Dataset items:
━━━━━━━━

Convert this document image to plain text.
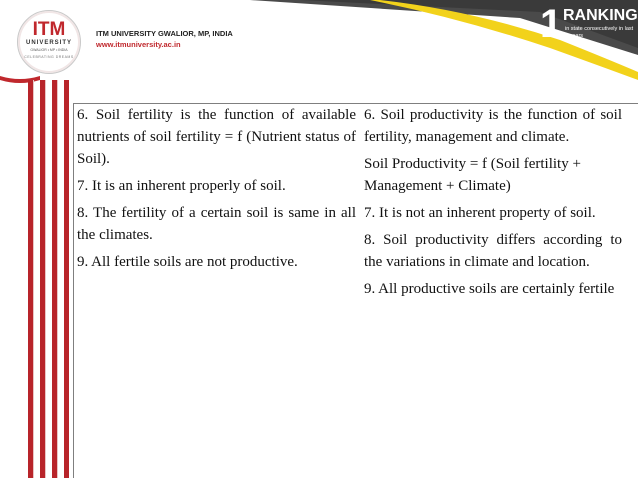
ITM
UNIVERSITY
GWALIOR • MP • INDIA
CELEBRATING DREAMS
ITM UNIVERSITY GWALIOR, MP, INDIA
www.itmuniversity.ac.in	1 RANKING
in state consecutively in last
5 years

6. Soil fertility is the function of available nutrients of soil fertility = f (Nutrient status of Soil).

7. It is an inherent properly of soil.

8. The fertility of a certain soil is same in all the climates.

9. All fertile soils are not productive.

6. Soil productivity is the function of soil fertility, management and climate.

Soil Productivity = f (Soil fertility + Management + Climate)

7. It is not an inherent property of soil.

8. Soil productivity differs according to the variations in climate and location.

9. All productive soils are certainly fertile
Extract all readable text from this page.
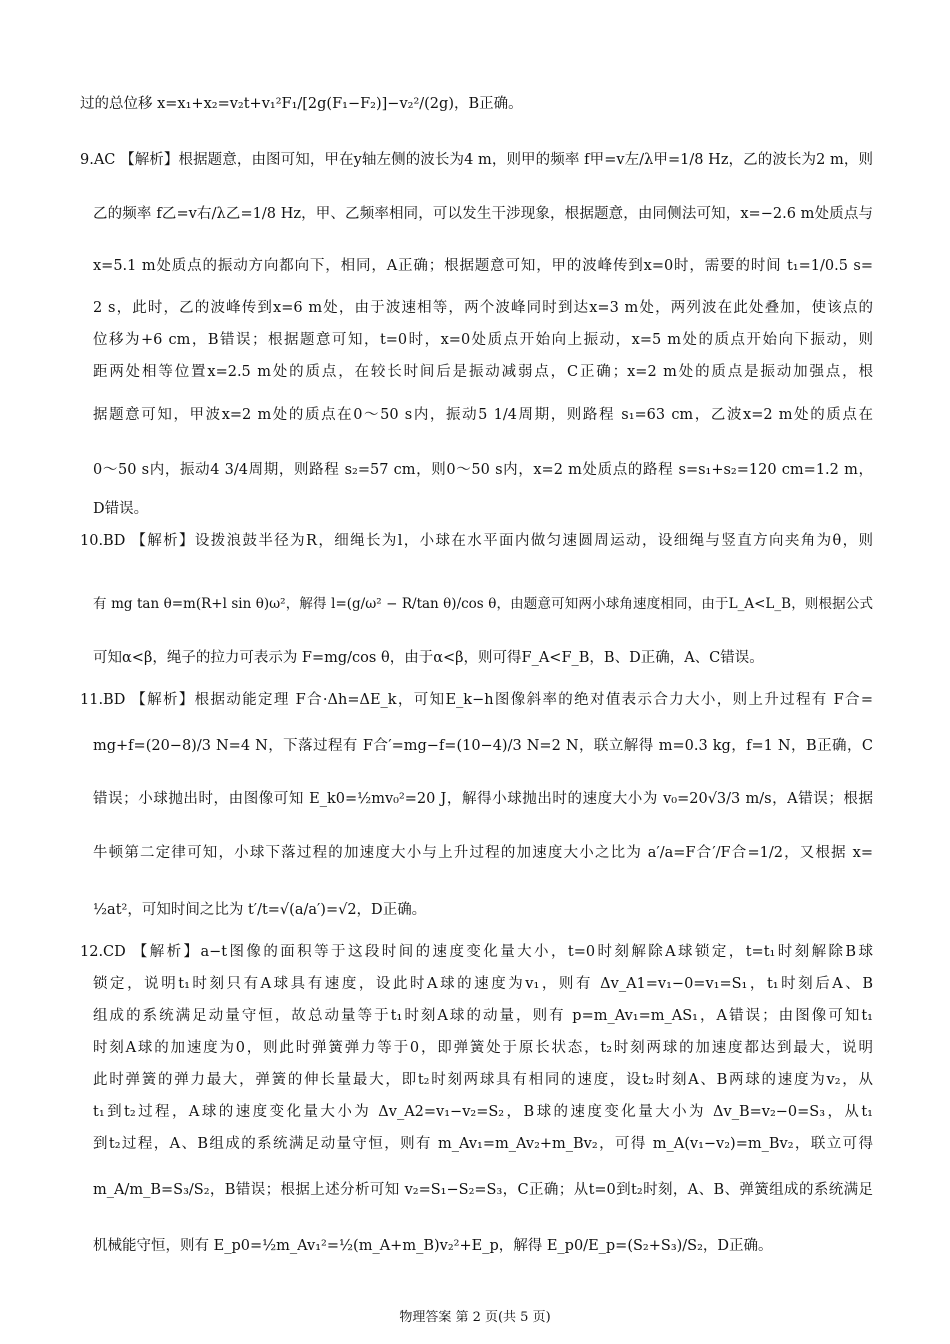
过的总位移 x=x₁+x₂=v₂t+v₁²F₁/[2g(F₁−F₂)]−v₂²/(2g)，B正确。
9.AC 【解析】根据题意，由图可知，甲在y轴左侧的波长为4 m，则甲的频率 f甲=v左/λ甲=1/8 Hz，乙的波长为2 m，则
乙的频率 f乙=v右/λ乙=1/8 Hz，甲、乙频率相同，可以发生干涉现象，根据题意，由同侧法可知，x=−2.6 m处质点与
x=5.1 m处质点的振动方向都向下，相同，A正确；根据题意可知，甲的波峰传到x=0时，需要的时间 t₁=1/0.5 s=
2 s，此时，乙的波峰传到x=6 m处，由于波速相等，两个波峰同时到达x=3 m处，两列波在此处叠加，使该点的
位移为+6 cm，B错误；根据题意可知，t=0时，x=0处质点开始向上振动，x=5 m处的质点开始向下振动，则
距两处相等位置x=2.5 m处的质点，在较长时间后是振动减弱点，C正确；x=2 m处的质点是振动加强点，根
据题意可知，甲波x=2 m处的质点在0～50 s内，振动5 1/4周期，则路程 s₁=63 cm，乙波x=2 m处的质点在
0～50 s内，振动4 3/4周期，则路程 s₂=57 cm，则0～50 s内，x=2 m处质点的路程 s=s₁+s₂=120 cm=1.2 m，
D错误。
10.BD 【解析】设拨浪鼓半径为R，细绳长为l，小球在水平面内做匀速圆周运动，设细绳与竖直方向夹角为θ，则
有 mg tan θ=m(R+l sin θ)ω²，解得 l=(g/ω² − R/tan θ)/cos θ，由题意可知两小球角速度相同，由于L_A<L_B，则根据公式
可知α<β，绳子的拉力可表示为 F=mg/cos θ，由于α<β，则可得F_A<F_B，B、D正确，A、C错误。
11.BD 【解析】根据动能定理 F合·Δh=ΔE_k，可知E_k−h图像斜率的绝对值表示合力大小，则上升过程有 F合=
mg+f=(20−8)/3 N=4 N，下落过程有 F合′=mg−f=(10−4)/3 N=2 N，联立解得 m=0.3 kg，f=1 N，B正确，C
错误；小球抛出时，由图像可知 E_k0=½mv₀²=20 J，解得小球抛出时的速度大小为 v₀=20√3/3 m/s，A错误；根据
牛顿第二定律可知，小球下落过程的加速度大小与上升过程的加速度大小之比为 a′/a=F合′/F合=1/2，又根据 x=
½at²，可知时间之比为 t′/t=√(a/a′)=√2，D正确。
12.CD 【解析】a−t图像的面积等于这段时间的速度变化量大小，t=0时刻解除A球锁定，t=t₁时刻解除B球
锁定，说明t₁时刻只有A球具有速度，设此时A球的速度为v₁，则有 Δv_A1=v₁−0=v₁=S₁，t₁时刻后A、B
组成的系统满足动量守恒，故总动量等于t₁时刻A球的动量，则有 p=m_Av₁=m_AS₁，A错误；由图像可知t₁
时刻A球的加速度为0，则此时弹簧弹力等于0，即弹簧处于原长状态，t₂时刻两球的加速度都达到最大，说明
此时弹簧的弹力最大，弹簧的伸长量最大，即t₂时刻两球具有相同的速度，设t₂时刻A、B两球的速度为v₂，从
t₁到t₂过程，A球的速度变化量大小为 Δv_A2=v₁−v₂=S₂，B球的速度变化量大小为 Δv_B=v₂−0=S₃，从t₁
到t₂过程，A、B组成的系统满足动量守恒，则有 m_Av₁=m_Av₂+m_Bv₂，可得 m_A(v₁−v₂)=m_Bv₂，联立可得
m_A/m_B=S₃/S₂，B错误；根据上述分析可知 v₂=S₁−S₂=S₃，C正确；从t=0到t₂时刻，A、B、弹簧组成的系统满足
机械能守恒，则有 E_p0=½m_Av₁²=½(m_A+m_B)v₂²+E_p，解得 E_p0/E_p=(S₂+S₃)/S₂，D正确。
物理答案 第 2 页(共 5 页)
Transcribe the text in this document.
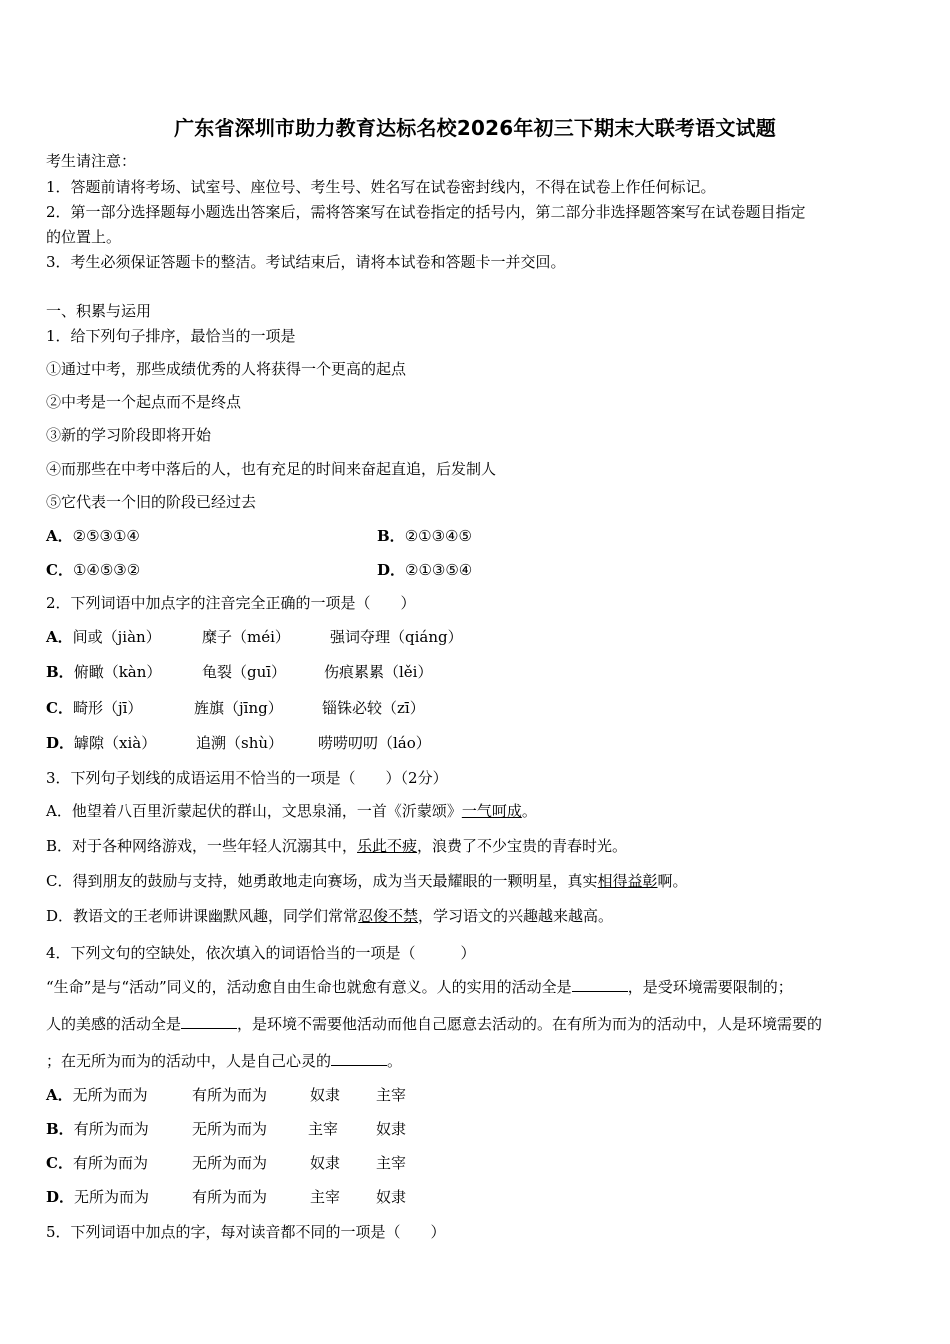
广东省深圳市助力教育达标名校2026年初三下期末大联考语文试题
考生请注意：
1．答题前请将考场、试室号、座位号、考生号、姓名写在试卷密封线内，不得在试卷上作任何标记。
2．第一部分选择题每小题选出答案后，需将答案写在试卷指定的括号内，第二部分非选择题答案写在试卷题目指定
的位置上。
3．考生必须保证答题卡的整洁。考试结束后，请将本试卷和答题卡一并交回。
一、积累与运用
1．给下列句子排序，最恰当的一项是
①通过中考，那些成绩优秀的人将获得一个更高的起点
②中考是一个起点而不是终点
③新的学习阶段即将开始
④而那些在中考中落后的人，也有充足的时间来奋起直追，后发制人
⑤它代表一个旧的阶段已经过去
A．②⑤③①④	B．②①③④⑤
C．①④⑤③②	D．②①③⑤④
2．下列词语中加点字的注音完全正确的一项是（　　）
A．间或（jiàn）	糜子（méi）	强词夺理（qiáng）
B．俯瞰（kàn）	龟裂（guī）	伤痕累累（lěi）
C．畸形（jī）	旌旗（jīng）	锱铢必较（zī）
D．罅隙（xià）	追溯（shù） 唠唠叨叨（láo）
3．下列句子划线的成语运用不恰当的一项是（　　）（2分）
A．他望着八百里沂蒙起伏的群山，文思泉涌，一首《沂蒙颂》一气呵成。
B．对于各种网络游戏，一些年轻人沉溺其中，乐此不疲，浪费了不少宝贵的青春时光。
C．得到朋友的鼓励与支持，她勇敢地走向赛场，成为当天最耀眼的一颗明星，真实相得益彰啊。
D．教语文的王老师讲课幽默风趣，同学们常常忍俊不禁，学习语文的兴趣越来越高。
4．下列文句的空缺处，依次填入的词语恰当的一项是（　　　）
“生命”是与“活动”同义的，活动愈自由生命也就愈有意义。人的实用的活动全是	，是受环境需要限制的；
人的美感的活动全是	，是环境不需要他活动而他自己愿意去活动的。在有所为而为的活动中，人是环境需要的
；在无所为而为的活动中，人是自己心灵的	。
A．无所为而为	有所为而为	奴隶 主宰
B．有所为而为	无所为而为	主宰	奴隶
C．有所为而为	无所为而为	奴隶 主宰
D．无所为而为	有所为而为	主宰 奴隶
5．下列词语中加点的字，每对读音都不同的一项是（　　）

━━━━━━━━

> **Directions for this task**
Copy every line above that holds the word "document".

> **Response**
Convert this document image to plain text.
Transcribe the text in this document.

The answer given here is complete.